**Study material:**

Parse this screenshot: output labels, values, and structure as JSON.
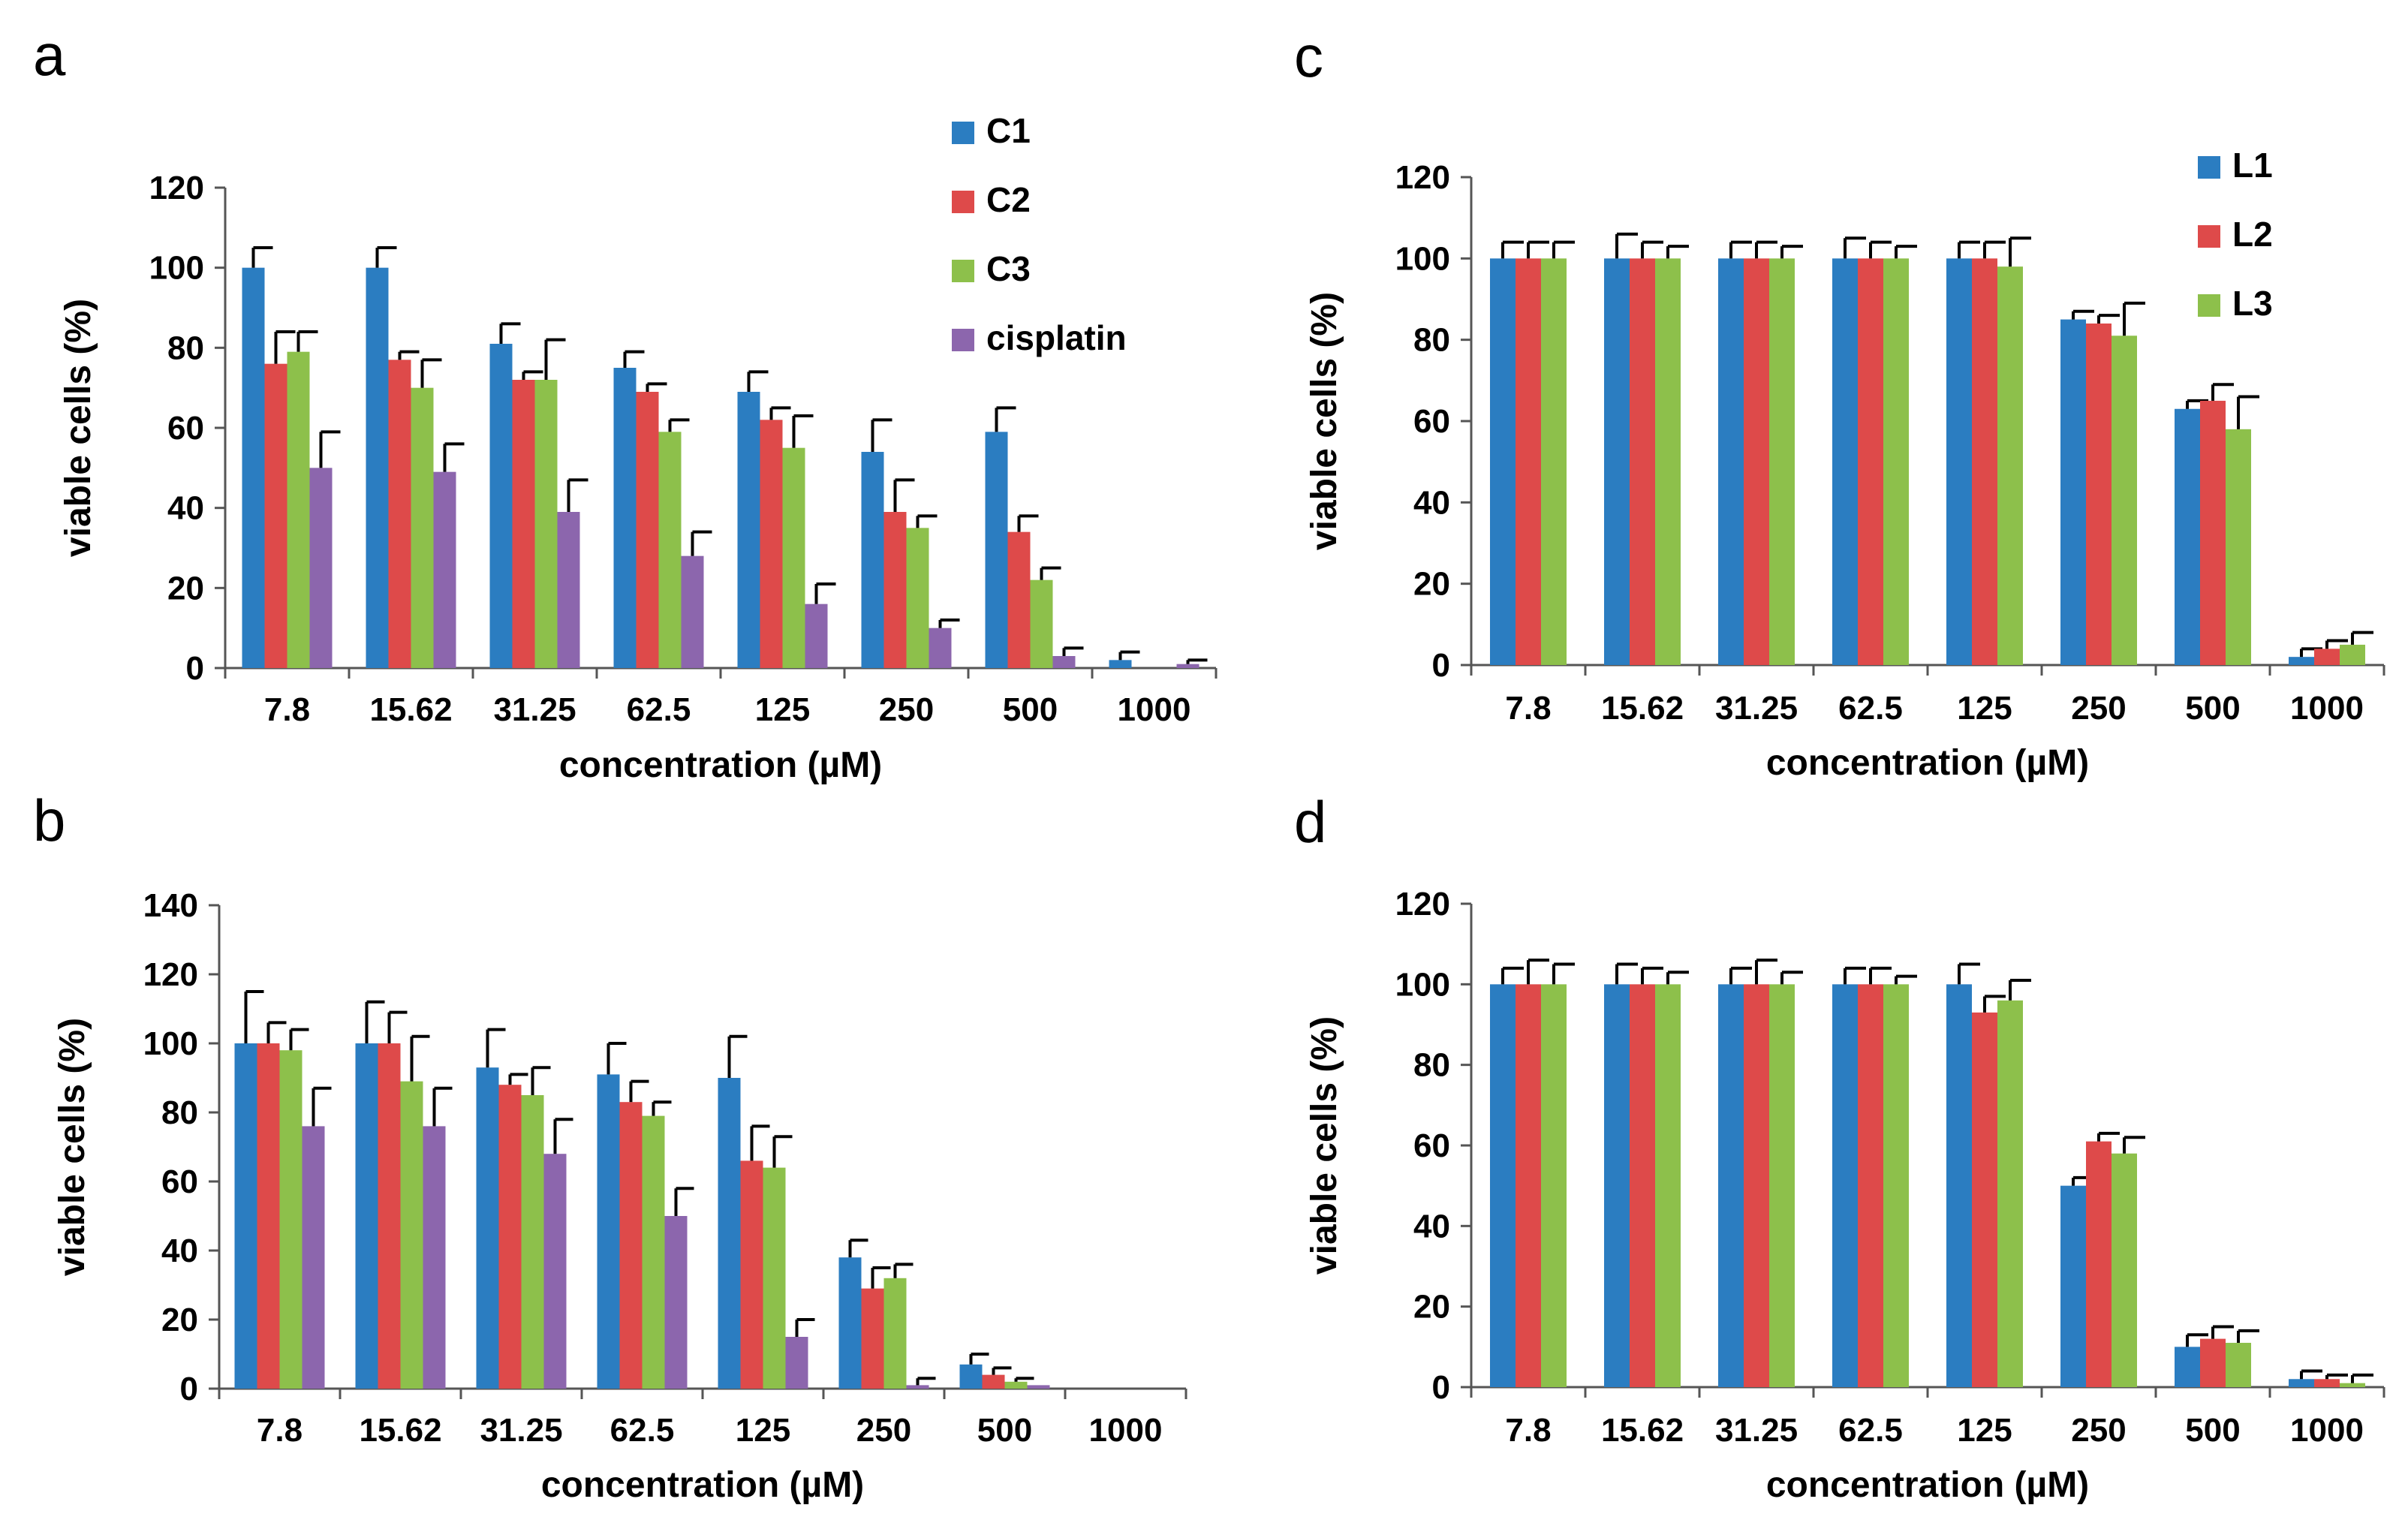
{
  "chart_data": [
    {
      "panel": "a",
      "type": "bar",
      "xlabel": "concentration (µM)",
      "ylabel": "viable cells (%)",
      "ylim": [
        0,
        120
      ],
      "yticks": [
        0,
        20,
        40,
        60,
        80,
        100,
        120
      ],
      "categories": [
        "7.8",
        "15.62",
        "31.25",
        "62.5",
        "125",
        "250",
        "500",
        "1000"
      ],
      "legend_position": "top-right",
      "series": [
        {
          "name": "C1",
          "color": "#2B7DC1",
          "values": [
            100,
            100,
            81,
            75,
            69,
            54,
            59,
            2
          ],
          "errors": [
            5,
            5,
            5,
            4,
            5,
            8,
            6,
            2
          ]
        },
        {
          "name": "C2",
          "color": "#DE4A4A",
          "values": [
            76,
            77,
            72,
            69,
            62,
            39,
            34,
            0
          ],
          "errors": [
            8,
            2,
            2,
            2,
            3,
            8,
            4,
            0
          ]
        },
        {
          "name": "C3",
          "color": "#8DC04B",
          "values": [
            79,
            70,
            72,
            59,
            55,
            35,
            22,
            0
          ],
          "errors": [
            5,
            7,
            10,
            3,
            8,
            3,
            3,
            0
          ]
        },
        {
          "name": "cisplatin",
          "color": "#8C66AD",
          "values": [
            50,
            49,
            39,
            28,
            16,
            10,
            3,
            1
          ],
          "errors": [
            9,
            7,
            8,
            6,
            5,
            2,
            2,
            1
          ]
        }
      ]
    },
    {
      "panel": "b",
      "type": "bar",
      "xlabel": "concentration (µM)",
      "ylabel": "viable cells (%)",
      "ylim": [
        0,
        140
      ],
      "yticks": [
        0,
        20,
        40,
        60,
        80,
        100,
        120,
        140
      ],
      "categories": [
        "7.8",
        "15.62",
        "31.25",
        "62.5",
        "125",
        "250",
        "500",
        "1000"
      ],
      "legend_position": "none",
      "series": [
        {
          "name": "C1",
          "color": "#2B7DC1",
          "values": [
            100,
            100,
            93,
            91,
            90,
            38,
            7,
            0
          ],
          "errors": [
            15,
            12,
            11,
            9,
            12,
            5,
            3,
            0
          ]
        },
        {
          "name": "C2",
          "color": "#DE4A4A",
          "values": [
            100,
            100,
            88,
            83,
            66,
            29,
            4,
            0
          ],
          "errors": [
            6,
            9,
            3,
            6,
            10,
            6,
            2,
            0
          ]
        },
        {
          "name": "C3",
          "color": "#8DC04B",
          "values": [
            98,
            89,
            85,
            79,
            64,
            32,
            2,
            0
          ],
          "errors": [
            6,
            13,
            8,
            4,
            9,
            4,
            1,
            0
          ]
        },
        {
          "name": "cisplatin",
          "color": "#8C66AD",
          "values": [
            76,
            76,
            68,
            50,
            15,
            1,
            1,
            0
          ],
          "errors": [
            11,
            11,
            10,
            8,
            5,
            2,
            0,
            0
          ]
        }
      ]
    },
    {
      "panel": "c",
      "type": "bar",
      "xlabel": "concentration (µM)",
      "ylabel": "viable cells (%)",
      "ylim": [
        0,
        120
      ],
      "yticks": [
        0,
        20,
        40,
        60,
        80,
        100,
        120
      ],
      "categories": [
        "7.8",
        "15.62",
        "31.25",
        "62.5",
        "125",
        "250",
        "500",
        "1000"
      ],
      "legend_position": "top-right",
      "series": [
        {
          "name": "L1",
          "color": "#2B7DC1",
          "values": [
            100,
            100,
            100,
            100,
            100,
            85,
            63,
            2
          ],
          "errors": [
            4,
            6,
            4,
            5,
            4,
            2,
            2,
            2
          ]
        },
        {
          "name": "L2",
          "color": "#DE4A4A",
          "values": [
            100,
            100,
            100,
            100,
            100,
            84,
            65,
            4
          ],
          "errors": [
            4,
            4,
            4,
            4,
            4,
            2,
            4,
            2
          ]
        },
        {
          "name": "L3",
          "color": "#8DC04B",
          "values": [
            100,
            100,
            100,
            100,
            98,
            81,
            58,
            5
          ],
          "errors": [
            4,
            3,
            3,
            3,
            7,
            8,
            8,
            3
          ]
        }
      ]
    },
    {
      "panel": "d",
      "type": "bar",
      "xlabel": "concentration (µM)",
      "ylabel": "viable cells (%)",
      "ylim": [
        0,
        120
      ],
      "yticks": [
        0,
        20,
        40,
        60,
        80,
        100,
        120
      ],
      "categories": [
        "7.8",
        "15.62",
        "31.25",
        "62.5",
        "125",
        "250",
        "500",
        "1000"
      ],
      "legend_position": "none",
      "series": [
        {
          "name": "L1",
          "color": "#2B7DC1",
          "values": [
            100,
            100,
            100,
            100,
            100,
            50,
            10,
            2
          ],
          "errors": [
            4,
            5,
            4,
            4,
            5,
            2,
            3,
            2
          ]
        },
        {
          "name": "L2",
          "color": "#DE4A4A",
          "values": [
            100,
            100,
            100,
            100,
            93,
            61,
            12,
            2
          ],
          "errors": [
            6,
            4,
            6,
            4,
            4,
            2,
            3,
            1
          ]
        },
        {
          "name": "L3",
          "color": "#8DC04B",
          "values": [
            100,
            100,
            100,
            100,
            96,
            58,
            11,
            1
          ],
          "errors": [
            5,
            3,
            3,
            2,
            5,
            4,
            3,
            2
          ]
        }
      ]
    }
  ]
}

**What is required:**
When copying the entries, drop the images and keep every line exact.

**Written response:**
Parse this screenshot: output labels, values, and structure as JSON.
{
  "chart_data": [
    {
      "panel": "a",
      "type": "bar",
      "xlabel": "concentration (µM)",
      "ylabel": "viable cells (%)",
      "ylim": [
        0,
        120
      ],
      "yticks": [
        0,
        20,
        40,
        60,
        80,
        100,
        120
      ],
      "categories": [
        "7.8",
        "15.62",
        "31.25",
        "62.5",
        "125",
        "250",
        "500",
        "1000"
      ],
      "legend_position": "top-right",
      "series": [
        {
          "name": "C1",
          "color": "#2B7DC1",
          "values": [
            100,
            100,
            81,
            75,
            69,
            54,
            59,
            2
          ],
          "errors": [
            5,
            5,
            5,
            4,
            5,
            8,
            6,
            2
          ]
        },
        {
          "name": "C2",
          "color": "#DE4A4A",
          "values": [
            76,
            77,
            72,
            69,
            62,
            39,
            34,
            0
          ],
          "errors": [
            8,
            2,
            2,
            2,
            3,
            8,
            4,
            0
          ]
        },
        {
          "name": "C3",
          "color": "#8DC04B",
          "values": [
            79,
            70,
            72,
            59,
            55,
            35,
            22,
            0
          ],
          "errors": [
            5,
            7,
            10,
            3,
            8,
            3,
            3,
            0
          ]
        },
        {
          "name": "cisplatin",
          "color": "#8C66AD",
          "values": [
            50,
            49,
            39,
            28,
            16,
            10,
            3,
            1
          ],
          "errors": [
            9,
            7,
            8,
            6,
            5,
            2,
            2,
            1
          ]
        }
      ]
    },
    {
      "panel": "b",
      "type": "bar",
      "xlabel": "concentration (µM)",
      "ylabel": "viable cells (%)",
      "ylim": [
        0,
        140
      ],
      "yticks": [
        0,
        20,
        40,
        60,
        80,
        100,
        120,
        140
      ],
      "categories": [
        "7.8",
        "15.62",
        "31.25",
        "62.5",
        "125",
        "250",
        "500",
        "1000"
      ],
      "legend_position": "none",
      "series": [
        {
          "name": "C1",
          "color": "#2B7DC1",
          "values": [
            100,
            100,
            93,
            91,
            90,
            38,
            7,
            0
          ],
          "errors": [
            15,
            12,
            11,
            9,
            12,
            5,
            3,
            0
          ]
        },
        {
          "name": "C2",
          "color": "#DE4A4A",
          "values": [
            100,
            100,
            88,
            83,
            66,
            29,
            4,
            0
          ],
          "errors": [
            6,
            9,
            3,
            6,
            10,
            6,
            2,
            0
          ]
        },
        {
          "name": "C3",
          "color": "#8DC04B",
          "values": [
            98,
            89,
            85,
            79,
            64,
            32,
            2,
            0
          ],
          "errors": [
            6,
            13,
            8,
            4,
            9,
            4,
            1,
            0
          ]
        },
        {
          "name": "cisplatin",
          "color": "#8C66AD",
          "values": [
            76,
            76,
            68,
            50,
            15,
            1,
            1,
            0
          ],
          "errors": [
            11,
            11,
            10,
            8,
            5,
            2,
            0,
            0
          ]
        }
      ]
    },
    {
      "panel": "c",
      "type": "bar",
      "xlabel": "concentration (µM)",
      "ylabel": "viable cells (%)",
      "ylim": [
        0,
        120
      ],
      "yticks": [
        0,
        20,
        40,
        60,
        80,
        100,
        120
      ],
      "categories": [
        "7.8",
        "15.62",
        "31.25",
        "62.5",
        "125",
        "250",
        "500",
        "1000"
      ],
      "legend_position": "top-right",
      "series": [
        {
          "name": "L1",
          "color": "#2B7DC1",
          "values": [
            100,
            100,
            100,
            100,
            100,
            85,
            63,
            2
          ],
          "errors": [
            4,
            6,
            4,
            5,
            4,
            2,
            2,
            2
          ]
        },
        {
          "name": "L2",
          "color": "#DE4A4A",
          "values": [
            100,
            100,
            100,
            100,
            100,
            84,
            65,
            4
          ],
          "errors": [
            4,
            4,
            4,
            4,
            4,
            2,
            4,
            2
          ]
        },
        {
          "name": "L3",
          "color": "#8DC04B",
          "values": [
            100,
            100,
            100,
            100,
            98,
            81,
            58,
            5
          ],
          "errors": [
            4,
            3,
            3,
            3,
            7,
            8,
            8,
            3
          ]
        }
      ]
    },
    {
      "panel": "d",
      "type": "bar",
      "xlabel": "concentration (µM)",
      "ylabel": "viable cells (%)",
      "ylim": [
        0,
        120
      ],
      "yticks": [
        0,
        20,
        40,
        60,
        80,
        100,
        120
      ],
      "categories": [
        "7.8",
        "15.62",
        "31.25",
        "62.5",
        "125",
        "250",
        "500",
        "1000"
      ],
      "legend_position": "none",
      "series": [
        {
          "name": "L1",
          "color": "#2B7DC1",
          "values": [
            100,
            100,
            100,
            100,
            100,
            50,
            10,
            2
          ],
          "errors": [
            4,
            5,
            4,
            4,
            5,
            2,
            3,
            2
          ]
        },
        {
          "name": "L2",
          "color": "#DE4A4A",
          "values": [
            100,
            100,
            100,
            100,
            93,
            61,
            12,
            2
          ],
          "errors": [
            6,
            4,
            6,
            4,
            4,
            2,
            3,
            1
          ]
        },
        {
          "name": "L3",
          "color": "#8DC04B",
          "values": [
            100,
            100,
            100,
            100,
            96,
            58,
            11,
            1
          ],
          "errors": [
            5,
            3,
            3,
            2,
            5,
            4,
            3,
            2
          ]
        }
      ]
    }
  ]
}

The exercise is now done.